→ Text segment:

[start]

Saturday, November 4, 2017

What Is the Point of it All?


What the future is holdin' in store
I don't know where I'm goin' I'm not sure where I've been
There's a spirit that guides me, a light that shines for me
My life is worth the livin', I don't need to see the end

~~ John Denver

Irvin Yalom, an existential psychotherapist, has had an enormous influence on my emerging career as a mental health professional. He explores some of the most fundamental dilemmas which have faced humankind from the moment they became sentient until the present time. These dilemmas are namely: 1) freedom, 2) aloneness, 3) death, and 4) purposelessness. This post focuses on purposelessness, and finding a purpose which makes life worth living. Religion purports to supply answers to these four problems, but when religion fails and falls apart, one is left to wrestle with these issues outside the umbrella of faith.

[end]

→ Given data:
[start]

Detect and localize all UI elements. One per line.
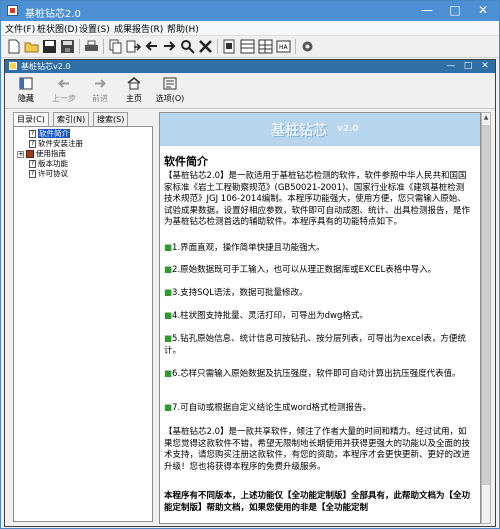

[end]

→ Exercise directions: According to the blog post about purpose, which four fundamental dilemmas does Irvin Yalom explore?

→ In response: Freedom, aloneness, death, and purposelessness.